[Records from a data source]
[start]

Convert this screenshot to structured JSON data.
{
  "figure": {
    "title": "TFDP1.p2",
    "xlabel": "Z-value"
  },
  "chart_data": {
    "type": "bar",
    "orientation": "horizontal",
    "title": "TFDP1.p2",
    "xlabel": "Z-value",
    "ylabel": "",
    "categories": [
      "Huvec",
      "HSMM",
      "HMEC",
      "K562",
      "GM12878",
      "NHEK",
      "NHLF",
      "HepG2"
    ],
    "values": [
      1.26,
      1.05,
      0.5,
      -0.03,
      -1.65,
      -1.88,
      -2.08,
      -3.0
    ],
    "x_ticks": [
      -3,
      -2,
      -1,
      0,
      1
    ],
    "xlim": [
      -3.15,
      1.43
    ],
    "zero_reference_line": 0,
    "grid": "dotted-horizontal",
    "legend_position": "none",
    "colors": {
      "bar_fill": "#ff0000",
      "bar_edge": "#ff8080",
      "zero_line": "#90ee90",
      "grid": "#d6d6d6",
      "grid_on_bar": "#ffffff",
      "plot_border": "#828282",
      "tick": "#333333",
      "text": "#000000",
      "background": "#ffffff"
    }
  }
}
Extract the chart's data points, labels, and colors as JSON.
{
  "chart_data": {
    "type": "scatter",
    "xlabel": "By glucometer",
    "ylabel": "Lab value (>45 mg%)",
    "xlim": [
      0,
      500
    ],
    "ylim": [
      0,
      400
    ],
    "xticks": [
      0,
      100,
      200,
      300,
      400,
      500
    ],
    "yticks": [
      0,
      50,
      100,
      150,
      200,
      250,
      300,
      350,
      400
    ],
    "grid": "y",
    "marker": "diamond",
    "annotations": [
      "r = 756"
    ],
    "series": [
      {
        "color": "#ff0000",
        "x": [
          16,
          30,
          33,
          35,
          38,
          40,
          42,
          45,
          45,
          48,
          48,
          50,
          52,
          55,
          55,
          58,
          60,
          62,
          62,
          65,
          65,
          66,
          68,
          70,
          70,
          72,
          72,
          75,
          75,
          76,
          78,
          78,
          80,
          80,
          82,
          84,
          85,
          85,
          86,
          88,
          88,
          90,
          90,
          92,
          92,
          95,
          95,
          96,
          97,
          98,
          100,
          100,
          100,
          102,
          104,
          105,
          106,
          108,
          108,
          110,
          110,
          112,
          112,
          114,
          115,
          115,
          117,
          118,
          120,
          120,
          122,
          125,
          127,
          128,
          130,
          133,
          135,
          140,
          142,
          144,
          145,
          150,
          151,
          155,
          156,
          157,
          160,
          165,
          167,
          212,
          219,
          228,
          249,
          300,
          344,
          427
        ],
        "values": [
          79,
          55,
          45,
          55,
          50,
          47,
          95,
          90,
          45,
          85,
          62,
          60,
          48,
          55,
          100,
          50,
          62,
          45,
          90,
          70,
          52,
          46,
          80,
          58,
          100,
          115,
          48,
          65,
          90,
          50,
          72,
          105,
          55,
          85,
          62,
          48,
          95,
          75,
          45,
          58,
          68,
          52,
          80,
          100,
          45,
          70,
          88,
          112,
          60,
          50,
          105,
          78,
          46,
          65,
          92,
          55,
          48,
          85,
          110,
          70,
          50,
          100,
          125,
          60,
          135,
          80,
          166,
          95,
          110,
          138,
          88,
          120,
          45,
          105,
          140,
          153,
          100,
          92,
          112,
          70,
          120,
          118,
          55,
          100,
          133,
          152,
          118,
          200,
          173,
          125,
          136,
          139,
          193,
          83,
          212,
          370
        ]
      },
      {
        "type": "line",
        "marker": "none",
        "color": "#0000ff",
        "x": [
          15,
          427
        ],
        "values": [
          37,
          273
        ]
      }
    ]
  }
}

[end]

→ Written instruction
Give the listing above again, word for word.

→ Solution below
Convert this screenshot to structured JSON data.
{
  "figure": {
    "title": "TFDP1.p2",
    "xlabel": "Z-value"
  },
  "chart_data": {
    "type": "bar",
    "orientation": "horizontal",
    "title": "TFDP1.p2",
    "xlabel": "Z-value",
    "ylabel": "",
    "categories": [
      "Huvec",
      "HSMM",
      "HMEC",
      "K562",
      "GM12878",
      "NHEK",
      "NHLF",
      "HepG2"
    ],
    "values": [
      1.26,
      1.05,
      0.5,
      -0.03,
      -1.65,
      -1.88,
      -2.08,
      -3.0
    ],
    "x_ticks": [
      -3,
      -2,
      -1,
      0,
      1
    ],
    "xlim": [
      -3.15,
      1.43
    ],
    "zero_reference_line": 0,
    "grid": "dotted-horizontal",
    "legend_position": "none",
    "colors": {
      "bar_fill": "#ff0000",
      "bar_edge": "#ff8080",
      "zero_line": "#90ee90",
      "grid": "#d6d6d6",
      "grid_on_bar": "#ffffff",
      "plot_border": "#828282",
      "tick": "#333333",
      "text": "#000000",
      "background": "#ffffff"
    }
  }
}
Extract the chart's data points, labels, and colors as JSON.
{
  "chart_data": {
    "type": "scatter",
    "xlabel": "By glucometer",
    "ylabel": "Lab value (>45 mg%)",
    "xlim": [
      0,
      500
    ],
    "ylim": [
      0,
      400
    ],
    "xticks": [
      0,
      100,
      200,
      300,
      400,
      500
    ],
    "yticks": [
      0,
      50,
      100,
      150,
      200,
      250,
      300,
      350,
      400
    ],
    "grid": "y",
    "marker": "diamond",
    "annotations": [
      "r = 756"
    ],
    "series": [
      {
        "color": "#ff0000",
        "x": [
          16,
          30,
          33,
          35,
          38,
          40,
          42,
          45,
          45,
          48,
          48,
          50,
          52,
          55,
          55,
          58,
          60,
          62,
          62,
          65,
          65,
          66,
          68,
          70,
          70,
          72,
          72,
          75,
          75,
          76,
          78,
          78,
          80,
          80,
          82,
          84,
          85,
          85,
          86,
          88,
          88,
          90,
          90,
          92,
          92,
          95,
          95,
          96,
          97,
          98,
          100,
          100,
          100,
          102,
          104,
          105,
          106,
          108,
          108,
          110,
          110,
          112,
          112,
          114,
          115,
          115,
          117,
          118,
          120,
          120,
          122,
          125,
          127,
          128,
          130,
          133,
          135,
          140,
          142,
          144,
          145,
          150,
          151,
          155,
          156,
          157,
          160,
          165,
          167,
          212,
          219,
          228,
          249,
          300,
          344,
          427
        ],
        "values": [
          79,
          55,
          45,
          55,
          50,
          47,
          95,
          90,
          45,
          85,
          62,
          60,
          48,
          55,
          100,
          50,
          62,
          45,
          90,
          70,
          52,
          46,
          80,
          58,
          100,
          115,
          48,
          65,
          90,
          50,
          72,
          105,
          55,
          85,
          62,
          48,
          95,
          75,
          45,
          58,
          68,
          52,
          80,
          100,
          45,
          70,
          88,
          112,
          60,
          50,
          105,
          78,
          46,
          65,
          92,
          55,
          48,
          85,
          110,
          70,
          50,
          100,
          125,
          60,
          135,
          80,
          166,
          95,
          110,
          138,
          88,
          120,
          45,
          105,
          140,
          153,
          100,
          92,
          112,
          70,
          120,
          118,
          55,
          100,
          133,
          152,
          118,
          200,
          173,
          125,
          136,
          139,
          193,
          83,
          212,
          370
        ]
      },
      {
        "type": "line",
        "marker": "none",
        "color": "#0000ff",
        "x": [
          15,
          427
        ],
        "values": [
          37,
          273
        ]
      }
    ]
  }
}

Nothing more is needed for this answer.